DATA FOR PROCESSING —
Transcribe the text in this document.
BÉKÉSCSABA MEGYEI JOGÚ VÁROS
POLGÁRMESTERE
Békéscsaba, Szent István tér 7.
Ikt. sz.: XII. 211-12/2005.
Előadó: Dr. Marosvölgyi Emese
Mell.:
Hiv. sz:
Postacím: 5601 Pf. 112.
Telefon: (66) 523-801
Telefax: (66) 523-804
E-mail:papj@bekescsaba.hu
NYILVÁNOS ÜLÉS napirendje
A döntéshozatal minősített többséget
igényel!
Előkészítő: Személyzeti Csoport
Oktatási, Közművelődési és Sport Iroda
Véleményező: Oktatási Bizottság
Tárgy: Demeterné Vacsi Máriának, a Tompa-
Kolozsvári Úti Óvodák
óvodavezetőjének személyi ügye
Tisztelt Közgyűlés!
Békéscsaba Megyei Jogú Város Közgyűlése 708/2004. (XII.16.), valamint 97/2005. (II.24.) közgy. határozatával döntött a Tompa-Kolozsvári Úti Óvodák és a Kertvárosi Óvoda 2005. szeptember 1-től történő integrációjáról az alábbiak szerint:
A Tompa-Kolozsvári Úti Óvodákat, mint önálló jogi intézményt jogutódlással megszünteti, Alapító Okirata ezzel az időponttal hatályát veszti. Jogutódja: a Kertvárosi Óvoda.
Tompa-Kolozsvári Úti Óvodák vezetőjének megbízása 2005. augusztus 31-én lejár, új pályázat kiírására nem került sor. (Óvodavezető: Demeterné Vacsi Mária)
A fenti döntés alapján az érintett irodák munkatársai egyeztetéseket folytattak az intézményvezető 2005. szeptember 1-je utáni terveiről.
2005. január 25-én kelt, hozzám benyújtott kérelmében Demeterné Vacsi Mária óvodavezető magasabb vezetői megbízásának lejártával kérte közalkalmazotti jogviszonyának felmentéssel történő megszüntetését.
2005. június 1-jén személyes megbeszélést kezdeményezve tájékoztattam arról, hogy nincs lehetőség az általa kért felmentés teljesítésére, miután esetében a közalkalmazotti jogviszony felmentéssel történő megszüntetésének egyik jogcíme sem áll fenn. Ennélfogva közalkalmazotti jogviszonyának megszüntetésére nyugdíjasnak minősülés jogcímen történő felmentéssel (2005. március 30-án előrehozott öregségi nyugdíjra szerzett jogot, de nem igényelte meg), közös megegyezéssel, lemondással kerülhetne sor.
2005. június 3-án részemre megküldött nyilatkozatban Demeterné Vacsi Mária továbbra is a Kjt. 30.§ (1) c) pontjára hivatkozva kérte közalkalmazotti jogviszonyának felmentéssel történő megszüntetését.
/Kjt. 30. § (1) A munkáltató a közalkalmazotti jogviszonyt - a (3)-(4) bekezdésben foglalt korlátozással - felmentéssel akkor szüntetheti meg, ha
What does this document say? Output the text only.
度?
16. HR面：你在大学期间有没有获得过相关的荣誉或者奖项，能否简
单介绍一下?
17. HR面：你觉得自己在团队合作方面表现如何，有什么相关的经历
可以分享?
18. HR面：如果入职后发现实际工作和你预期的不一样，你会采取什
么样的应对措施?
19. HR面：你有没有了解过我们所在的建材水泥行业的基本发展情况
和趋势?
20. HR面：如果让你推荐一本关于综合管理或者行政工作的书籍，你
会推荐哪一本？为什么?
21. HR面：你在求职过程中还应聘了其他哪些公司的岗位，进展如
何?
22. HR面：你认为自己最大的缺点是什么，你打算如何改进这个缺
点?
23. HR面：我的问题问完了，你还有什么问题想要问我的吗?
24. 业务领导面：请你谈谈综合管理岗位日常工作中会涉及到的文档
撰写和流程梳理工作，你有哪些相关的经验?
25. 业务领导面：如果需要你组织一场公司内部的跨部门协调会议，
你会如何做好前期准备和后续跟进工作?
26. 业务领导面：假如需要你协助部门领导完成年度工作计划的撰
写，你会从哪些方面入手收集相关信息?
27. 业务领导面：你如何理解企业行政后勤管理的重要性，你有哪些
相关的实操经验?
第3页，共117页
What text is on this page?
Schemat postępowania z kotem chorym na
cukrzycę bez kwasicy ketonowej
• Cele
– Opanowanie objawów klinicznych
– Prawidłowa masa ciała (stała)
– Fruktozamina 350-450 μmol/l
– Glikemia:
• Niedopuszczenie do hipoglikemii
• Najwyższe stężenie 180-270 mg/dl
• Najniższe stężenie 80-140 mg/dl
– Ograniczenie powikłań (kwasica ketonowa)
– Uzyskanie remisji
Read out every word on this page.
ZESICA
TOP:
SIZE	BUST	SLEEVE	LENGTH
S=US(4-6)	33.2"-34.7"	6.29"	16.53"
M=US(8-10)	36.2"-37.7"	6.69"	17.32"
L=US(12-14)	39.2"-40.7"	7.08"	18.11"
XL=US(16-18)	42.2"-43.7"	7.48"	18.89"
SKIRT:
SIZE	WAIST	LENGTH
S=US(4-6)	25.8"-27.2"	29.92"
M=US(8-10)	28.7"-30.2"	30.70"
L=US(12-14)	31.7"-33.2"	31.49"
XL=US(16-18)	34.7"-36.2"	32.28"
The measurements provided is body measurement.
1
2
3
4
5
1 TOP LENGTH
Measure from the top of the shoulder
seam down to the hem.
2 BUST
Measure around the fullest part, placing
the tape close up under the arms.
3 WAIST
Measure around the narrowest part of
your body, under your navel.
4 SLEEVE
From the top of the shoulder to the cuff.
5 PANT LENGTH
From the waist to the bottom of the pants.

EXERCISE — Please output the entire listing exactly as it stands.

COMPLETED TASK —
Transcribe the text in this document.
BÉKÉSCSABA MEGYEI JOGÚ VÁROS
POLGÁRMESTERE
Békéscsaba, Szent István tér 7.
Ikt. sz.: XII. 211-12/2005.
Előadó: Dr. Marosvölgyi Emese
Mell.:
Hiv. sz:
Postacím: 5601 Pf. 112.
Telefon: (66) 523-801
Telefax: (66) 523-804
E-mail:papj@bekescsaba.hu
NYILVÁNOS ÜLÉS napirendje
A döntéshozatal minősített többséget
igényel!
Előkészítő: Személyzeti Csoport
Oktatási, Közművelődési és Sport Iroda
Véleményező: Oktatási Bizottság
Tárgy: Demeterné Vacsi Máriának, a Tompa-
Kolozsvári Úti Óvodák
óvodavezetőjének személyi ügye
Tisztelt Közgyűlés!
Békéscsaba Megyei Jogú Város Közgyűlése 708/2004. (XII.16.), valamint 97/2005. (II.24.) közgy. határozatával döntött a Tompa-Kolozsvári Úti Óvodák és a Kertvárosi Óvoda 2005. szeptember 1-től történő integrációjáról az alábbiak szerint:
A Tompa-Kolozsvári Úti Óvodákat, mint önálló jogi intézményt jogutódlással megszünteti, Alapító Okirata ezzel az időponttal hatályát veszti. Jogutódja: a Kertvárosi Óvoda.
Tompa-Kolozsvári Úti Óvodák vezetőjének megbízása 2005. augusztus 31-én lejár, új pályázat kiírására nem került sor. (Óvodavezető: Demeterné Vacsi Mária)
A fenti döntés alapján az érintett irodák munkatársai egyeztetéseket folytattak az intézményvezető 2005. szeptember 1-je utáni terveiről.
2005. január 25-én kelt, hozzám benyújtott kérelmében Demeterné Vacsi Mária óvodavezető magasabb vezetői megbízásának lejártával kérte közalkalmazotti jogviszonyának felmentéssel történő megszüntetését.
2005. június 1-jén személyes megbeszélést kezdeményezve tájékoztattam arról, hogy nincs lehetőség az általa kért felmentés teljesítésére, miután esetében a közalkalmazotti jogviszony felmentéssel történő megszüntetésének egyik jogcíme sem áll fenn. Ennélfogva közalkalmazotti jogviszonyának megszüntetésére nyugdíjasnak minősülés jogcímen történő felmentéssel (2005. március 30-án előrehozott öregségi nyugdíjra szerzett jogot, de nem igényelte meg), közös megegyezéssel, lemondással kerülhetne sor.
2005. június 3-án részemre megküldött nyilatkozatban Demeterné Vacsi Mária továbbra is a Kjt. 30.§ (1) c) pontjára hivatkozva kérte közalkalmazotti jogviszonyának felmentéssel történő megszüntetését.
/Kjt. 30. § (1) A munkáltató a közalkalmazotti jogviszonyt - a (3)-(4) bekezdésben foglalt korlátozással - felmentéssel akkor szüntetheti meg, ha
What does this document say? Output the text only.
度?
16. HR面：你在大学期间有没有获得过相关的荣誉或者奖项，能否简
单介绍一下?
17. HR面：你觉得自己在团队合作方面表现如何，有什么相关的经历
可以分享?
18. HR面：如果入职后发现实际工作和你预期的不一样，你会采取什
么样的应对措施?
19. HR面：你有没有了解过我们所在的建材水泥行业的基本发展情况
和趋势?
20. HR面：如果让你推荐一本关于综合管理或者行政工作的书籍，你
会推荐哪一本？为什么?
21. HR面：你在求职过程中还应聘了其他哪些公司的岗位，进展如
何?
22. HR面：你认为自己最大的缺点是什么，你打算如何改进这个缺
点?
23. HR面：我的问题问完了，你还有什么问题想要问我的吗?
24. 业务领导面：请你谈谈综合管理岗位日常工作中会涉及到的文档
撰写和流程梳理工作，你有哪些相关的经验?
25. 业务领导面：如果需要你组织一场公司内部的跨部门协调会议，
你会如何做好前期准备和后续跟进工作?
26. 业务领导面：假如需要你协助部门领导完成年度工作计划的撰
写，你会从哪些方面入手收集相关信息?
27. 业务领导面：你如何理解企业行政后勤管理的重要性，你有哪些
相关的实操经验?
第3页，共117页
What text is on this page?
Schemat postępowania z kotem chorym na
cukrzycę bez kwasicy ketonowej
• Cele
– Opanowanie objawów klinicznych
– Prawidłowa masa ciała (stała)
– Fruktozamina 350-450 μmol/l
– Glikemia:
• Niedopuszczenie do hipoglikemii
• Najwyższe stężenie 180-270 mg/dl
• Najniższe stężenie 80-140 mg/dl
– Ograniczenie powikłań (kwasica ketonowa)
– Uzyskanie remisji
Read out every word on this page.
ZESICA
TOP:
SIZE	BUST	SLEEVE	LENGTH
S=US(4-6)	33.2"-34.7"	6.29"	16.53"
M=US(8-10)	36.2"-37.7"	6.69"	17.32"
L=US(12-14)	39.2"-40.7"	7.08"	18.11"
XL=US(16-18)	42.2"-43.7"	7.48"	18.89"
SKIRT:
SIZE	WAIST	LENGTH
S=US(4-6)	25.8"-27.2"	29.92"
M=US(8-10)	28.7"-30.2"	30.70"
L=US(12-14)	31.7"-33.2"	31.49"
XL=US(16-18)	34.7"-36.2"	32.28"
The measurements provided is body measurement.
1
2
3
4
5
1 TOP LENGTH
Measure from the top of the shoulder
seam down to the hem.
2 BUST
Measure around the fullest part, placing
the tape close up under the arms.
3 WAIST
Measure around the narrowest part of
your body, under your navel.
4 SLEEVE
From the top of the shoulder to the cuff.
5 PANT LENGTH
From the waist to the bottom of the pants.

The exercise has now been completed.